With interest in their high-grade prairie Canadian honey on the rise, Wendell said that he also credits his son Jeremy, a medical doctor who lives in China with his wife Carol, with helping him market his product overseas.
“They’re busy with their own lives, but they’ve been helping out since they are there,” Wendell said, adding that he has also flown out to the Asian country to attend trade shows.
Although much of the enjoyment he gets out of his professional life comes out of caring for his bees in the prairie fields, Wendell said that the satisfaction that comes with sharing their high quality product with others provides a decent icing on the cake.
With “so much fake honey in the world” supplemented by things like rice syrup, he said that being a purist in the “gong show” that makes up a significant portion of the honey industry as it currently exists can be satisfying.

Friesen said that Canadian honey, largely fuelled by bees’ pollination of canola crops, is a near-white honey that’s sought around the world, and that few other marketplaces can rival it.

● **Material shown**:
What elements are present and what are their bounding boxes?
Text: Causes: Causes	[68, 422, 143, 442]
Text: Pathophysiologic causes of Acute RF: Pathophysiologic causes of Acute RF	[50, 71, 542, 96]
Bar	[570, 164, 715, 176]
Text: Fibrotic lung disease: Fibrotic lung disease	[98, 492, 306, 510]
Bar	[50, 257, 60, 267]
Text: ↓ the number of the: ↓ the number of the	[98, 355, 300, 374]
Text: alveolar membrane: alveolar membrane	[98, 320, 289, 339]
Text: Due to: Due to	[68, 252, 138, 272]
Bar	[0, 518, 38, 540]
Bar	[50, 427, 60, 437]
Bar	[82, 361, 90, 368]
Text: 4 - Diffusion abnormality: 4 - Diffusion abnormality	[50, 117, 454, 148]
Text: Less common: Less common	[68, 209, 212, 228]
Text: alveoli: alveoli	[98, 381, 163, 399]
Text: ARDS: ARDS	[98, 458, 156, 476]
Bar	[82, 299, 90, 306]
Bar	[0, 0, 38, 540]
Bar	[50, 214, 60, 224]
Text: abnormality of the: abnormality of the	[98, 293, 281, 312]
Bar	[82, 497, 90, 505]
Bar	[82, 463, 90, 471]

● **Exercise**: Reproduce the passage about Canadian prairie honey above word for word, in its entirety.

● **Solution for this exercise**:
With interest in their high-grade prairie Canadian honey on the rise, Wendell said that he also credits his son Jeremy, a medical doctor who lives in China with his wife Carol, with helping him market his product overseas.
“They’re busy with their own lives, but they’ve been helping out since they are there,” Wendell said, adding that he has also flown out to the Asian country to attend trade shows.
Although much of the enjoyment he gets out of his professional life comes out of caring for his bees in the prairie fields, Wendell said that the satisfaction that comes with sharing their high quality product with others provides a decent icing on the cake.
With “so much fake honey in the world” supplemented by things like rice syrup, he said that being a purist in the “gong show” that makes up a significant portion of the honey industry as it currently exists can be satisfying.

Friesen said that Canadian honey, largely fuelled by bees’ pollination of canola crops, is a near-white honey that’s sought around the world, and that few other marketplaces can rival it.